WHAT TO WORK ON: The entries below are to be written out again without alteration.

WORKING DATA:
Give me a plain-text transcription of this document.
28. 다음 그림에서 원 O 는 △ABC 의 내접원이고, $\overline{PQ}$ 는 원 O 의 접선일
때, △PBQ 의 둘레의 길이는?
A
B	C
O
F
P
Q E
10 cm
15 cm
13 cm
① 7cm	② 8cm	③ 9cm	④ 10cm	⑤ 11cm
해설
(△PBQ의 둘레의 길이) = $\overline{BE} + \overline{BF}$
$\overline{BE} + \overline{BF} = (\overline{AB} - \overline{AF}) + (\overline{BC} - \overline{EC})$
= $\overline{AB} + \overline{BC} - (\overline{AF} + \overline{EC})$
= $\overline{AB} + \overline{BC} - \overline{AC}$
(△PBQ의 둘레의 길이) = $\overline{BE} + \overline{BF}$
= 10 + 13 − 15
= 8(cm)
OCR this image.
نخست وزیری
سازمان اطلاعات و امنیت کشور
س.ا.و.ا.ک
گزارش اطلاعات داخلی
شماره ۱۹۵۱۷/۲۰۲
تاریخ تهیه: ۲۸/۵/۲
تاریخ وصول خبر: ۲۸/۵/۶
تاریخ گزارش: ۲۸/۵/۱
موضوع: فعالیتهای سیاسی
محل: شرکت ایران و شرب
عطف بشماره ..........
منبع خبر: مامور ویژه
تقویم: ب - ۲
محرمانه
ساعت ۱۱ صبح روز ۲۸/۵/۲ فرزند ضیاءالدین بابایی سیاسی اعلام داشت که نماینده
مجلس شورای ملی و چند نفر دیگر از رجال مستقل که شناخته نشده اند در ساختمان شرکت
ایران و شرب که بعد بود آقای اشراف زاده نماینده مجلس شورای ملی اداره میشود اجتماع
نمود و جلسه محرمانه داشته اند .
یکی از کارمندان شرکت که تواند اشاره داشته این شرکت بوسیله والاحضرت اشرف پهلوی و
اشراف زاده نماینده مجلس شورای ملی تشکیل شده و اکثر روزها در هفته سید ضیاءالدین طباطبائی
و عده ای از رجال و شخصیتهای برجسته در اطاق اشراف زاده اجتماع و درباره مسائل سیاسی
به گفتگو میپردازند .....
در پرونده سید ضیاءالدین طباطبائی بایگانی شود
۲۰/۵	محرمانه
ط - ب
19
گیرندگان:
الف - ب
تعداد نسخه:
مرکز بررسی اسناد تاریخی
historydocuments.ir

RESPONSE TO THE EXERCISE:
Give me a plain-text transcription of this document.
28. 다음 그림에서 원 O 는 △ABC 의 내접원이고, $\overline{PQ}$ 는 원 O 의 접선일
때, △PBQ 의 둘레의 길이는?
A
B	C
O
F
P
Q E
10 cm
15 cm
13 cm
① 7cm	② 8cm	③ 9cm	④ 10cm	⑤ 11cm
해설
(△PBQ의 둘레의 길이) = $\overline{BE} + \overline{BF}$
$\overline{BE} + \overline{BF} = (\overline{AB} - \overline{AF}) + (\overline{BC} - \overline{EC})$
= $\overline{AB} + \overline{BC} - (\overline{AF} + \overline{EC})$
= $\overline{AB} + \overline{BC} - \overline{AC}$
(△PBQ의 둘레의 길이) = $\overline{BE} + \overline{BF}$
= 10 + 13 − 15
= 8(cm)
OCR this image.
نخست وزیری
سازمان اطلاعات و امنیت کشور
س.ا.و.ا.ک
گزارش اطلاعات داخلی
شماره ۱۹۵۱۷/۲۰۲
تاریخ تهیه: ۲۸/۵/۲
تاریخ وصول خبر: ۲۸/۵/۶
تاریخ گزارش: ۲۸/۵/۱
موضوع: فعالیتهای سیاسی
محل: شرکت ایران و شرب
عطف بشماره ..........
منبع خبر: مامور ویژه
تقویم: ب - ۲
محرمانه
ساعت ۱۱ صبح روز ۲۸/۵/۲ فرزند ضیاءالدین بابایی سیاسی اعلام داشت که نماینده
مجلس شورای ملی و چند نفر دیگر از رجال مستقل که شناخته نشده اند در ساختمان شرکت
ایران و شرب که بعد بود آقای اشراف زاده نماینده مجلس شورای ملی اداره میشود اجتماع
نمود و جلسه محرمانه داشته اند .
یکی از کارمندان شرکت که تواند اشاره داشته این شرکت بوسیله والاحضرت اشرف پهلوی و
اشراف زاده نماینده مجلس شورای ملی تشکیل شده و اکثر روزها در هفته سید ضیاءالدین طباطبائی
و عده ای از رجال و شخصیتهای برجسته در اطاق اشراف زاده اجتماع و درباره مسائل سیاسی
به گفتگو میپردازند .....
در پرونده سید ضیاءالدین طباطبائی بایگانی شود
۲۰/۵	محرمانه
ط - ب
19
گیرندگان:
الف - ب
تعداد نسخه:
مرکز بررسی اسناد تاریخی
historydocuments.ir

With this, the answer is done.